THE EXERCISE — Can you format the data below as a Markdown table with the columns Row and Line, beginning at the line that contains "List each element" and stopping after the line that contains "Find all labels, buttons, inputs, and"? Leave out the pictures and any blank lines.

(Dataset records)
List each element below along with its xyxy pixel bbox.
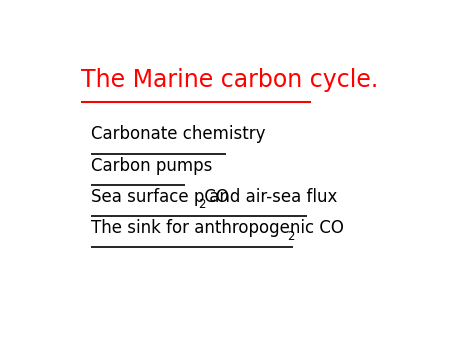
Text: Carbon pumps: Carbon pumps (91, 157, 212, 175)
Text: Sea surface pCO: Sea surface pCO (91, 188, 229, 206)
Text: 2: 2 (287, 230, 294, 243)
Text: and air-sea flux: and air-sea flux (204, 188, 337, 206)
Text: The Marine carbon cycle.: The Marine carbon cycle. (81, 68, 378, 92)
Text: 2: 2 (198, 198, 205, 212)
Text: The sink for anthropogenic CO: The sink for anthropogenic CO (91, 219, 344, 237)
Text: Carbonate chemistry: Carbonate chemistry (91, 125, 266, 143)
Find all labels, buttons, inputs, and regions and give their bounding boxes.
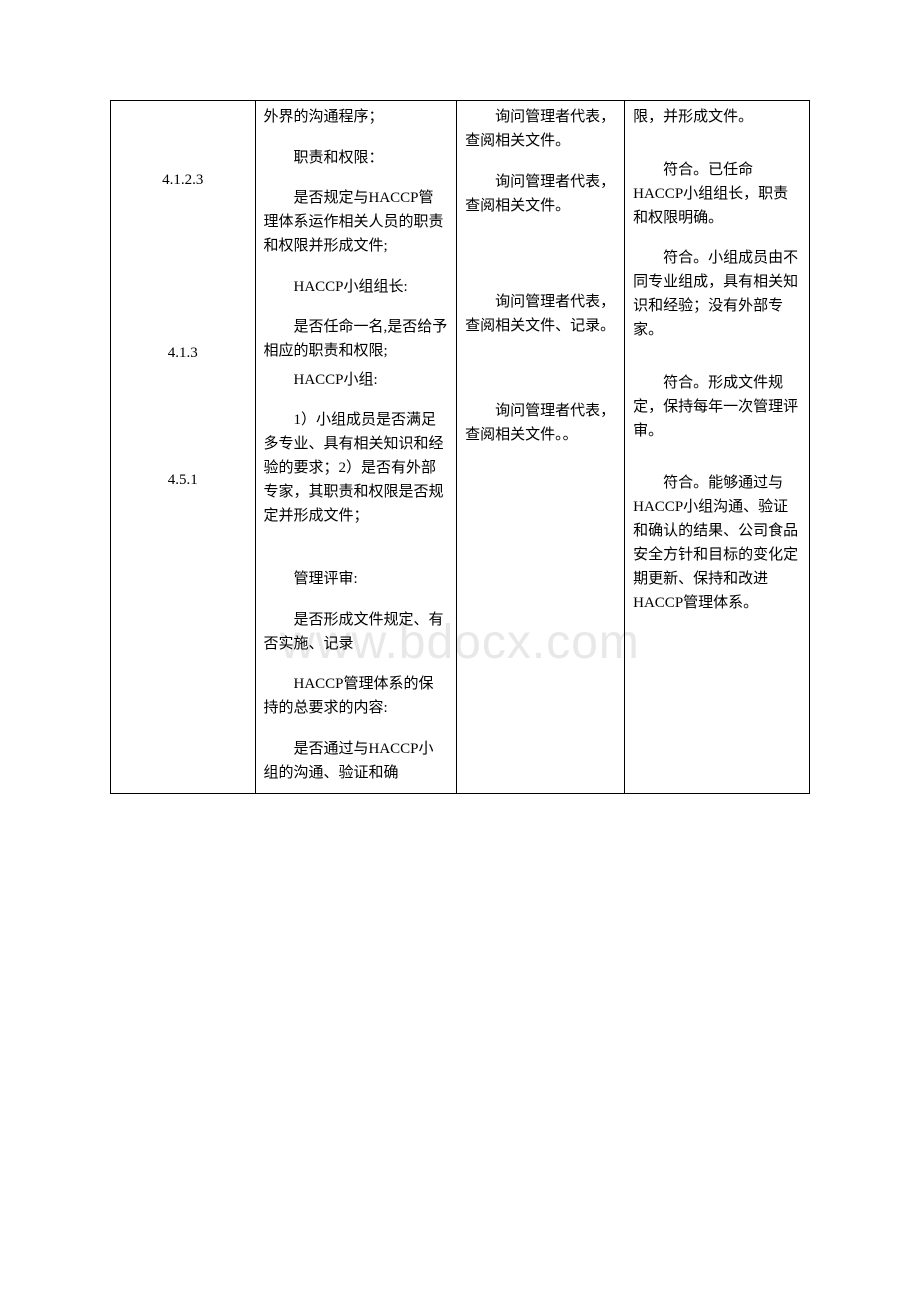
---
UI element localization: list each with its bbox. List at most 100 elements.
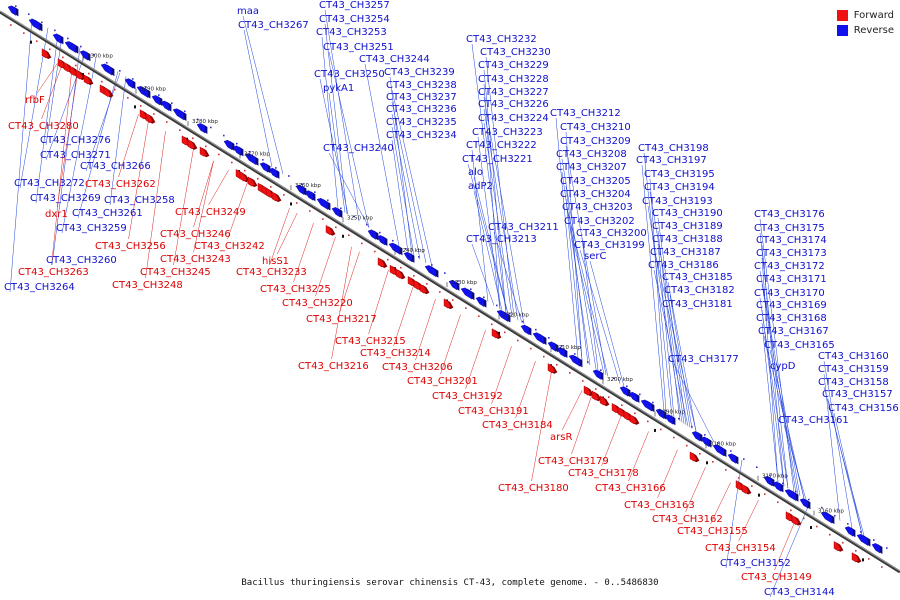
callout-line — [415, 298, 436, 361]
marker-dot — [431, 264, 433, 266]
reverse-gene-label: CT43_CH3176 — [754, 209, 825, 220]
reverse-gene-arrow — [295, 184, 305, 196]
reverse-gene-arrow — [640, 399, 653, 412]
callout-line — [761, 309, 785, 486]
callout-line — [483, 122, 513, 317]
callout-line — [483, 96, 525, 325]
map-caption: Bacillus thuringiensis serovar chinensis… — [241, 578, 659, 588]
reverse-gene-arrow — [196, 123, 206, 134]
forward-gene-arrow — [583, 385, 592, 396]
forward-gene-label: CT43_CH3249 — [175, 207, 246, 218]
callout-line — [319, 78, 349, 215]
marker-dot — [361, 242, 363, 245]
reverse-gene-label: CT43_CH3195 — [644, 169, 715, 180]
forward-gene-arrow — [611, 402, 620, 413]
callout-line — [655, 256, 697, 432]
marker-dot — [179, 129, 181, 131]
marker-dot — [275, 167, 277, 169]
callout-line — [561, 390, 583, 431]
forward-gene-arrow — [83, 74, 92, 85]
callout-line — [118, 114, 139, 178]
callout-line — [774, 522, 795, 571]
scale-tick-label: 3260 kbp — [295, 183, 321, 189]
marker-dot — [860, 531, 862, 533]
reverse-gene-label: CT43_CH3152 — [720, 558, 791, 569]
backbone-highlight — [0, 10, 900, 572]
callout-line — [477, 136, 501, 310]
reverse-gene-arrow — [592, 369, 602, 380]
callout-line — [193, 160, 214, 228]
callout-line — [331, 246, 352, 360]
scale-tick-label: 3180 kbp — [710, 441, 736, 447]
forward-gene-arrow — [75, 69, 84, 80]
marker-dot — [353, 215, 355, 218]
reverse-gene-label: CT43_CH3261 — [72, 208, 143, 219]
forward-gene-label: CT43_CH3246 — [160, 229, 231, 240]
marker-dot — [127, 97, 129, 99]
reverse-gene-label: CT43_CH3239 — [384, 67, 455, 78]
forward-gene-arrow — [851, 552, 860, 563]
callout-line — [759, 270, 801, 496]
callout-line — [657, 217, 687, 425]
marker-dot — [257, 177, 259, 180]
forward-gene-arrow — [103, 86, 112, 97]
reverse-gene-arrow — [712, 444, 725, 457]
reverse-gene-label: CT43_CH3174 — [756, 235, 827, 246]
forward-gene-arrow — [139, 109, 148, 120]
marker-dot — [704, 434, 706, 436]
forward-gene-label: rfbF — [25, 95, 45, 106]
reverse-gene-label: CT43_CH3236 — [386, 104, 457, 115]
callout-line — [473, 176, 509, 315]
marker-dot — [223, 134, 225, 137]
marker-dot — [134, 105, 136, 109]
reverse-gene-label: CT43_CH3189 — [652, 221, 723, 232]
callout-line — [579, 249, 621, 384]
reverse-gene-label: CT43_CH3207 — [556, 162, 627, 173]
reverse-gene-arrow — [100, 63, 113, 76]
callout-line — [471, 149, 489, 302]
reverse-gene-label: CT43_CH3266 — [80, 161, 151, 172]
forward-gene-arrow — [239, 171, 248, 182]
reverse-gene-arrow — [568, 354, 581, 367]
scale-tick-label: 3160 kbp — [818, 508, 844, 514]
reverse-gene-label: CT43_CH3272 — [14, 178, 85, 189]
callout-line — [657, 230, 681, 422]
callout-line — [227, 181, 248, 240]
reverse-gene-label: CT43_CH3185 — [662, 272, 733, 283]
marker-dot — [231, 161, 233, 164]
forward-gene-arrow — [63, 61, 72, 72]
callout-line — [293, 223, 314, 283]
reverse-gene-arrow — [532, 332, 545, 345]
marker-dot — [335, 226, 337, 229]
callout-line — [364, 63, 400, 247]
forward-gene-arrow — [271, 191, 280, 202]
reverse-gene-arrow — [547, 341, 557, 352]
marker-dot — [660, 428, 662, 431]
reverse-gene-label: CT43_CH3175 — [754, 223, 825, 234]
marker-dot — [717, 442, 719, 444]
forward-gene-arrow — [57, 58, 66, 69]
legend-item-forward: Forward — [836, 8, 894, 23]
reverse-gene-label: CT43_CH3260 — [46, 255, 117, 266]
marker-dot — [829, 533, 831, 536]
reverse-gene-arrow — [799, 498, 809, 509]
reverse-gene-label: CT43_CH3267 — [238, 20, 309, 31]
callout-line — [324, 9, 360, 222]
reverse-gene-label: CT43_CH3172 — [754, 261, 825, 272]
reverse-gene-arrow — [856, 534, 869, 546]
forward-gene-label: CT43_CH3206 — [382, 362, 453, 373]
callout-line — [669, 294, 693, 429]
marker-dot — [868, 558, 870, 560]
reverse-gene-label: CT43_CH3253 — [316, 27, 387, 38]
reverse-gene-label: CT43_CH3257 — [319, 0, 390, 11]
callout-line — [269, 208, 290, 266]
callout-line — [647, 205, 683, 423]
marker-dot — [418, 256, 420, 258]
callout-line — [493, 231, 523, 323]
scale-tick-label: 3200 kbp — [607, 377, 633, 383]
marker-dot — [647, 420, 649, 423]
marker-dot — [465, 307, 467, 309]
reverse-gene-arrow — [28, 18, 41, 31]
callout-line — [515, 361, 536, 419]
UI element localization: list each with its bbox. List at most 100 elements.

WRITTEN SOLUTION —
| Row | Line |
|---|---|
| 1 | List each element below along with its xyxy pixel bbox. |
| 2 | Text: Carbon pumps: Carbon pumps (91, 157, 212, 175) |
| 3 | Text: Sea surface pCO: Sea surface pCO (91, 188, 229, 206) |
| 4 | Text: 2: 2 (287, 230, 294, 243) |
| 5 | Text: and air-sea flux: and air-sea flux (204, 188, 337, 206) |
| 6 | Text: The Marine carbon cycle.: The Marine carbon cycle. (81, 68, 378, 92) |
| 7 | Text: 2: 2 (198, 198, 205, 212) |
| 8 | Text: The sink for anthropogenic CO: The sink for anthropogenic CO (91, 219, 344, 237) |
| 9 | Text: Carbonate chemistry: Carbonate chemistry (91, 125, 266, 143) |
| 10 | Find all labels, buttons, inputs, and regions and give their bounding boxes. |